— begin —

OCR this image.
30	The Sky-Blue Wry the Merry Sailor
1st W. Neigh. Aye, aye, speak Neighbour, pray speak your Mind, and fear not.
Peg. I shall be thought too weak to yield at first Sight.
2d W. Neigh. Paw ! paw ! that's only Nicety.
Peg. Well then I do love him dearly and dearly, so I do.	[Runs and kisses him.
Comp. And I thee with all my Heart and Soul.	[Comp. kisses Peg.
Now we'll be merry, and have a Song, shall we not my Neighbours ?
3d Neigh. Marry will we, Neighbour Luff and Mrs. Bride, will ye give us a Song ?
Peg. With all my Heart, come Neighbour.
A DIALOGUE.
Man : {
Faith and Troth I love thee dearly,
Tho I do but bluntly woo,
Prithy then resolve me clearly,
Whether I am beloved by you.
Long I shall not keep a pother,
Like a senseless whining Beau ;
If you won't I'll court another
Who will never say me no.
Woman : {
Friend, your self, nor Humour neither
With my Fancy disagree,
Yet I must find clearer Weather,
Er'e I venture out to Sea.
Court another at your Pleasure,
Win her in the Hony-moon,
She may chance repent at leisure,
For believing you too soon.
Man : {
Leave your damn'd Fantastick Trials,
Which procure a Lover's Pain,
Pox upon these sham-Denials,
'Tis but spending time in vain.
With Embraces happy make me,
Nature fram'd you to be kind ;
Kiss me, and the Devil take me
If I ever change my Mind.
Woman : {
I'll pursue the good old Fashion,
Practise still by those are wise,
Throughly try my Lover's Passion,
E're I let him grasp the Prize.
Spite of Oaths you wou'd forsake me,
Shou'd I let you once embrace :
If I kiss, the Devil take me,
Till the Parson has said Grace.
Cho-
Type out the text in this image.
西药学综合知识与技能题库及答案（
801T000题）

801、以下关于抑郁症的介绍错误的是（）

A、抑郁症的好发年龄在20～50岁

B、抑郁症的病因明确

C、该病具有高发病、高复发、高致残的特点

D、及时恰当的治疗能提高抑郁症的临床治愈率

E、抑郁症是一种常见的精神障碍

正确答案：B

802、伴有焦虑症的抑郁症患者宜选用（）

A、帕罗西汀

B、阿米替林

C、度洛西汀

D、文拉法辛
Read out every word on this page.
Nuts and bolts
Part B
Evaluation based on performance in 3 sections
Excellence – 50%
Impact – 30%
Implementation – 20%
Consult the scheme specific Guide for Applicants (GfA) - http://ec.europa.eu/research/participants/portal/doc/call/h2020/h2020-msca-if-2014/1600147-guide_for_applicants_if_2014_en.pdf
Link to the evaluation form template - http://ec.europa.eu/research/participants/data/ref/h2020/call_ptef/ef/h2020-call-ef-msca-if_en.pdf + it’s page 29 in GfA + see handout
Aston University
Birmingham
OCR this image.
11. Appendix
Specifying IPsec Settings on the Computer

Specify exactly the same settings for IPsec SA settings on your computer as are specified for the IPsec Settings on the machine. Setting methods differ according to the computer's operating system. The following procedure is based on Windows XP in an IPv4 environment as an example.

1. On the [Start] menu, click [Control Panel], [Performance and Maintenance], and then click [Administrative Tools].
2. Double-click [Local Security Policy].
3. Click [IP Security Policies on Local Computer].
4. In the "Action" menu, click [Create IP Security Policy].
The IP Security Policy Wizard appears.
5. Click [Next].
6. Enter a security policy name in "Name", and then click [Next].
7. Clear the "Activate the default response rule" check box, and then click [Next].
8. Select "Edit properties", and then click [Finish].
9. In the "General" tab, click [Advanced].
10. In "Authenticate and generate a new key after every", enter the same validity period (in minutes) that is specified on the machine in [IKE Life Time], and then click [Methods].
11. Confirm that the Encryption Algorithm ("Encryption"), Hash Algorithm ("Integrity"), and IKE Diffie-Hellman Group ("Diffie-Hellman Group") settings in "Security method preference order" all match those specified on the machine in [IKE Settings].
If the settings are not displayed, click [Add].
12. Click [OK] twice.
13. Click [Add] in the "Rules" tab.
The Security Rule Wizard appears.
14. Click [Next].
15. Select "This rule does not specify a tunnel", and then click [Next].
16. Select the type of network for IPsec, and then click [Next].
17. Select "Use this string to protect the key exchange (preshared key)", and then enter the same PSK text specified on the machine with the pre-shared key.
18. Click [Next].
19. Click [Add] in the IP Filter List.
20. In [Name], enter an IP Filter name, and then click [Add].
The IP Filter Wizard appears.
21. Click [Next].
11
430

— end —

Description of the task:
Write out every line of the listing that holds the word "shall".

Reply:
Peg. I shall be thought too weak to yield at first Sight.
Now we'll be merry, and have a Song, shall we not my Neighbours ?
Long I shall not keep a pother,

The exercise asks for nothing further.